Data excerpts
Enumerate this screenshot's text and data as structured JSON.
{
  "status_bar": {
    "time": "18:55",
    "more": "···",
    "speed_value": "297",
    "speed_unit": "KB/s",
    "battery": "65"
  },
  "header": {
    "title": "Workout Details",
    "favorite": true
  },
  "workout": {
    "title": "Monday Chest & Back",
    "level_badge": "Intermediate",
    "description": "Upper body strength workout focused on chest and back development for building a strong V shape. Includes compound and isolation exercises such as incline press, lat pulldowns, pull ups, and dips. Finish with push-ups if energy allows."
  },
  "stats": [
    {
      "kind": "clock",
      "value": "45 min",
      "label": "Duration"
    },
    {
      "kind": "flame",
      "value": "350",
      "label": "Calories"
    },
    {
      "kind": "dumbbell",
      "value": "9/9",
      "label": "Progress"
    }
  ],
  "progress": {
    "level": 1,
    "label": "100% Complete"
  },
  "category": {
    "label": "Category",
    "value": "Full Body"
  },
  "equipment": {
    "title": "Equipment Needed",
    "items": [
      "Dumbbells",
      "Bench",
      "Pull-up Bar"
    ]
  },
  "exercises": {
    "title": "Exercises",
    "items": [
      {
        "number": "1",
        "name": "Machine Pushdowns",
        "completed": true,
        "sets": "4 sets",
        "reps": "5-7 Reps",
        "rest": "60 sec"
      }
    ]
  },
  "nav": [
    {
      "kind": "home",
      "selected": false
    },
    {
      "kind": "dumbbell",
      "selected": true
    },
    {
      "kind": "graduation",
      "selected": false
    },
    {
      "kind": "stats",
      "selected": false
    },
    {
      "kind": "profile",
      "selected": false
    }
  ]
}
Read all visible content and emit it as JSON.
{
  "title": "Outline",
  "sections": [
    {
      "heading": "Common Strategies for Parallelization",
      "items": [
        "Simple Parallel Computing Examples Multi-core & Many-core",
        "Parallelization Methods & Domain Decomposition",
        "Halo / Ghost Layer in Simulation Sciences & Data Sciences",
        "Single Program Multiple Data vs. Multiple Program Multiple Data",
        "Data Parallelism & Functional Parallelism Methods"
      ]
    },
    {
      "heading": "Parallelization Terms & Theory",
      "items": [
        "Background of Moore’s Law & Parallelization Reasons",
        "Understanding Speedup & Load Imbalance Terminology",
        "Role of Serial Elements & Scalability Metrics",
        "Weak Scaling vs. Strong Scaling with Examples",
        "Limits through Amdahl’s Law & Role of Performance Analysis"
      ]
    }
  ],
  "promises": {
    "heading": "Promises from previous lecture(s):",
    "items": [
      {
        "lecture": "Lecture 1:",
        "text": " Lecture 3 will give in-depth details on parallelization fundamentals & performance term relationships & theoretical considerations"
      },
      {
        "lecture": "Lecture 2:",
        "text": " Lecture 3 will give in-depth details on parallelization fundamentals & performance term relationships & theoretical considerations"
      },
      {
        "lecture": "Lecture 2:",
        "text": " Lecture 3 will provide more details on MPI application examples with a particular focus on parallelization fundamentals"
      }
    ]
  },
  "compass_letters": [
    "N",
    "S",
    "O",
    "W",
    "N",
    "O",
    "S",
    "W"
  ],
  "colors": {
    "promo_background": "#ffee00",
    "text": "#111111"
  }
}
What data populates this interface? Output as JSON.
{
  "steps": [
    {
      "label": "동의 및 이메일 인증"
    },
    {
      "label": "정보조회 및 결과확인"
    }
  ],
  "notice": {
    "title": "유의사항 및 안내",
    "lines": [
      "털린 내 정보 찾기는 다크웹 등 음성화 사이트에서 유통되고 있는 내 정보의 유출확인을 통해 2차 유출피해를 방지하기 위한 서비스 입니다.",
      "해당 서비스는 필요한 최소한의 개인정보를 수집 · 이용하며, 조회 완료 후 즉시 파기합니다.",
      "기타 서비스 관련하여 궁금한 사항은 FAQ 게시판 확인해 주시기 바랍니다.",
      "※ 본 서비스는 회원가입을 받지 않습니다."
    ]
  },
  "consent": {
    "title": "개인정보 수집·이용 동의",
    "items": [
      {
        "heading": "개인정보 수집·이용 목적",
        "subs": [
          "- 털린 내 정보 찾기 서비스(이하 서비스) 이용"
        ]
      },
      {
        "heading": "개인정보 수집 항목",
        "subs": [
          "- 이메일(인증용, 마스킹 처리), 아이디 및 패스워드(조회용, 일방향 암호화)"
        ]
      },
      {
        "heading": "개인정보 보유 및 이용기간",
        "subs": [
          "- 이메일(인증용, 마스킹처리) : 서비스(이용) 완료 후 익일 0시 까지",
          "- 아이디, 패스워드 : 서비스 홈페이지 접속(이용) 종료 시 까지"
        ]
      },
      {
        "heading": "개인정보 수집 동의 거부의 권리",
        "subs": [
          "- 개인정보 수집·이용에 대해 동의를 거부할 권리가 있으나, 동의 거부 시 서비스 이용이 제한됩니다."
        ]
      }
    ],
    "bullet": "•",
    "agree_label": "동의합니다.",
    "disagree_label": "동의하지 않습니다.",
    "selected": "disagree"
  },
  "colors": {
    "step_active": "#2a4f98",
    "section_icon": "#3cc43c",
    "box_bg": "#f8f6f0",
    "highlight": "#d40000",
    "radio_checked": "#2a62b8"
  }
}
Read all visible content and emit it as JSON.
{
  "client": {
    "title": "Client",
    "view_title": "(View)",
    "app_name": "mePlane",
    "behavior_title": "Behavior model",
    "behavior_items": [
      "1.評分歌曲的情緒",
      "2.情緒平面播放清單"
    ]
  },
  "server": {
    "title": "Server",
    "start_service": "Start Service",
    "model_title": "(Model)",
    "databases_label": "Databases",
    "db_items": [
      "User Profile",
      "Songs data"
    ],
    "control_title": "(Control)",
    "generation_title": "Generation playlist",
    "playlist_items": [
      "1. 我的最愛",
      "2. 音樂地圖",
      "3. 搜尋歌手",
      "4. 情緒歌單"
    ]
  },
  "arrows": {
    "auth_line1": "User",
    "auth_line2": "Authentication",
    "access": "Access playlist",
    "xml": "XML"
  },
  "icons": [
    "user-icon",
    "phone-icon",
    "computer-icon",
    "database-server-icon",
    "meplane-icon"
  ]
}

WHAT TO PRODUCE >>
Return all of the above records exactly, leaving no line out.

THE SOLUTION >>
Enumerate this screenshot's text and data as structured JSON.
{
  "status_bar": {
    "time": "18:55",
    "more": "···",
    "speed_value": "297",
    "speed_unit": "KB/s",
    "battery": "65"
  },
  "header": {
    "title": "Workout Details",
    "favorite": true
  },
  "workout": {
    "title": "Monday Chest & Back",
    "level_badge": "Intermediate",
    "description": "Upper body strength workout focused on chest and back development for building a strong V shape. Includes compound and isolation exercises such as incline press, lat pulldowns, pull ups, and dips. Finish with push-ups if energy allows."
  },
  "stats": [
    {
      "kind": "clock",
      "value": "45 min",
      "label": "Duration"
    },
    {
      "kind": "flame",
      "value": "350",
      "label": "Calories"
    },
    {
      "kind": "dumbbell",
      "value": "9/9",
      "label": "Progress"
    }
  ],
  "progress": {
    "level": 1,
    "label": "100% Complete"
  },
  "category": {
    "label": "Category",
    "value": "Full Body"
  },
  "equipment": {
    "title": "Equipment Needed",
    "items": [
      "Dumbbells",
      "Bench",
      "Pull-up Bar"
    ]
  },
  "exercises": {
    "title": "Exercises",
    "items": [
      {
        "number": "1",
        "name": "Machine Pushdowns",
        "completed": true,
        "sets": "4 sets",
        "reps": "5-7 Reps",
        "rest": "60 sec"
      }
    ]
  },
  "nav": [
    {
      "kind": "home",
      "selected": false
    },
    {
      "kind": "dumbbell",
      "selected": true
    },
    {
      "kind": "graduation",
      "selected": false
    },
    {
      "kind": "stats",
      "selected": false
    },
    {
      "kind": "profile",
      "selected": false
    }
  ]
}
Read all visible content and emit it as JSON.
{
  "title": "Outline",
  "sections": [
    {
      "heading": "Common Strategies for Parallelization",
      "items": [
        "Simple Parallel Computing Examples Multi-core & Many-core",
        "Parallelization Methods & Domain Decomposition",
        "Halo / Ghost Layer in Simulation Sciences & Data Sciences",
        "Single Program Multiple Data vs. Multiple Program Multiple Data",
        "Data Parallelism & Functional Parallelism Methods"
      ]
    },
    {
      "heading": "Parallelization Terms & Theory",
      "items": [
        "Background of Moore’s Law & Parallelization Reasons",
        "Understanding Speedup & Load Imbalance Terminology",
        "Role of Serial Elements & Scalability Metrics",
        "Weak Scaling vs. Strong Scaling with Examples",
        "Limits through Amdahl’s Law & Role of Performance Analysis"
      ]
    }
  ],
  "promises": {
    "heading": "Promises from previous lecture(s):",
    "items": [
      {
        "lecture": "Lecture 1:",
        "text": " Lecture 3 will give in-depth details on parallelization fundamentals & performance term relationships & theoretical considerations"
      },
      {
        "lecture": "Lecture 2:",
        "text": " Lecture 3 will give in-depth details on parallelization fundamentals & performance term relationships & theoretical considerations"
      },
      {
        "lecture": "Lecture 2:",
        "text": " Lecture 3 will provide more details on MPI application examples with a particular focus on parallelization fundamentals"
      }
    ]
  },
  "compass_letters": [
    "N",
    "S",
    "O",
    "W",
    "N",
    "O",
    "S",
    "W"
  ],
  "colors": {
    "promo_background": "#ffee00",
    "text": "#111111"
  }
}
What data populates this interface? Output as JSON.
{
  "steps": [
    {
      "label": "동의 및 이메일 인증"
    },
    {
      "label": "정보조회 및 결과확인"
    }
  ],
  "notice": {
    "title": "유의사항 및 안내",
    "lines": [
      "털린 내 정보 찾기는 다크웹 등 음성화 사이트에서 유통되고 있는 내 정보의 유출확인을 통해 2차 유출피해를 방지하기 위한 서비스 입니다.",
      "해당 서비스는 필요한 최소한의 개인정보를 수집 · 이용하며, 조회 완료 후 즉시 파기합니다.",
      "기타 서비스 관련하여 궁금한 사항은 FAQ 게시판 확인해 주시기 바랍니다.",
      "※ 본 서비스는 회원가입을 받지 않습니다."
    ]
  },
  "consent": {
    "title": "개인정보 수집·이용 동의",
    "items": [
      {
        "heading": "개인정보 수집·이용 목적",
        "subs": [
          "- 털린 내 정보 찾기 서비스(이하 서비스) 이용"
        ]
      },
      {
        "heading": "개인정보 수집 항목",
        "subs": [
          "- 이메일(인증용, 마스킹 처리), 아이디 및 패스워드(조회용, 일방향 암호화)"
        ]
      },
      {
        "heading": "개인정보 보유 및 이용기간",
        "subs": [
          "- 이메일(인증용, 마스킹처리) : 서비스(이용) 완료 후 익일 0시 까지",
          "- 아이디, 패스워드 : 서비스 홈페이지 접속(이용) 종료 시 까지"
        ]
      },
      {
        "heading": "개인정보 수집 동의 거부의 권리",
        "subs": [
          "- 개인정보 수집·이용에 대해 동의를 거부할 권리가 있으나, 동의 거부 시 서비스 이용이 제한됩니다."
        ]
      }
    ],
    "bullet": "•",
    "agree_label": "동의합니다.",
    "disagree_label": "동의하지 않습니다.",
    "selected": "disagree"
  },
  "colors": {
    "step_active": "#2a4f98",
    "section_icon": "#3cc43c",
    "box_bg": "#f8f6f0",
    "highlight": "#d40000",
    "radio_checked": "#2a62b8"
  }
}
Read all visible content and emit it as JSON.
{
  "client": {
    "title": "Client",
    "view_title": "(View)",
    "app_name": "mePlane",
    "behavior_title": "Behavior model",
    "behavior_items": [
      "1.評分歌曲的情緒",
      "2.情緒平面播放清單"
    ]
  },
  "server": {
    "title": "Server",
    "start_service": "Start Service",
    "model_title": "(Model)",
    "databases_label": "Databases",
    "db_items": [
      "User Profile",
      "Songs data"
    ],
    "control_title": "(Control)",
    "generation_title": "Generation playlist",
    "playlist_items": [
      "1. 我的最愛",
      "2. 音樂地圖",
      "3. 搜尋歌手",
      "4. 情緒歌單"
    ]
  },
  "arrows": {
    "auth_line1": "User",
    "auth_line2": "Authentication",
    "access": "Access playlist",
    "xml": "XML"
  },
  "icons": [
    "user-icon",
    "phone-icon",
    "computer-icon",
    "database-server-icon",
    "meplane-icon"
  ]
}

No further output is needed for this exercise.